Reproduce all of the data exactly.

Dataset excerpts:
---

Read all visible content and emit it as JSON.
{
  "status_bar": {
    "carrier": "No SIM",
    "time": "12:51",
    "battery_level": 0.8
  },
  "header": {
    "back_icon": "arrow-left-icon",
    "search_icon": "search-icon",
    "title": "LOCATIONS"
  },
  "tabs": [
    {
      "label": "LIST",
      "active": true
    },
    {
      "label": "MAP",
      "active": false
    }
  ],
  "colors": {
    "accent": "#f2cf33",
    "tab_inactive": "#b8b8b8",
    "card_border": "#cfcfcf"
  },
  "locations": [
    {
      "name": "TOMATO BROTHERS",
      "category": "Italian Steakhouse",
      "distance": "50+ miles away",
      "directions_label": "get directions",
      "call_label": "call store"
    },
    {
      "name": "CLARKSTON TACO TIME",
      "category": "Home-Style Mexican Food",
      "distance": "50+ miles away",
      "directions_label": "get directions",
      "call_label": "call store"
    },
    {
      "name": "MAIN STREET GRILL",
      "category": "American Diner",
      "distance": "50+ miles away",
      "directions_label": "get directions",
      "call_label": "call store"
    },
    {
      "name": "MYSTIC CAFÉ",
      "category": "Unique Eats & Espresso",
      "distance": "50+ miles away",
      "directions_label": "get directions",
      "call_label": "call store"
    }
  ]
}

---

[Answer in full]
Read all visible content and emit it as JSON.
{
  "status_bar": {
    "carrier": "No SIM",
    "time": "12:51",
    "battery_level": 0.8
  },
  "header": {
    "back_icon": "arrow-left-icon",
    "search_icon": "search-icon",
    "title": "LOCATIONS"
  },
  "tabs": [
    {
      "label": "LIST",
      "active": true
    },
    {
      "label": "MAP",
      "active": false
    }
  ],
  "colors": {
    "accent": "#f2cf33",
    "tab_inactive": "#b8b8b8",
    "card_border": "#cfcfcf"
  },
  "locations": [
    {
      "name": "TOMATO BROTHERS",
      "category": "Italian Steakhouse",
      "distance": "50+ miles away",
      "directions_label": "get directions",
      "call_label": "call store"
    },
    {
      "name": "CLARKSTON TACO TIME",
      "category": "Home-Style Mexican Food",
      "distance": "50+ miles away",
      "directions_label": "get directions",
      "call_label": "call store"
    },
    {
      "name": "MAIN STREET GRILL",
      "category": "American Diner",
      "distance": "50+ miles away",
      "directions_label": "get directions",
      "call_label": "call store"
    },
    {
      "name": "MYSTIC CAFÉ",
      "category": "Unique Eats & Espresso",
      "distance": "50+ miles away",
      "directions_label": "get directions",
      "call_label": "call store"
    }
  ]
}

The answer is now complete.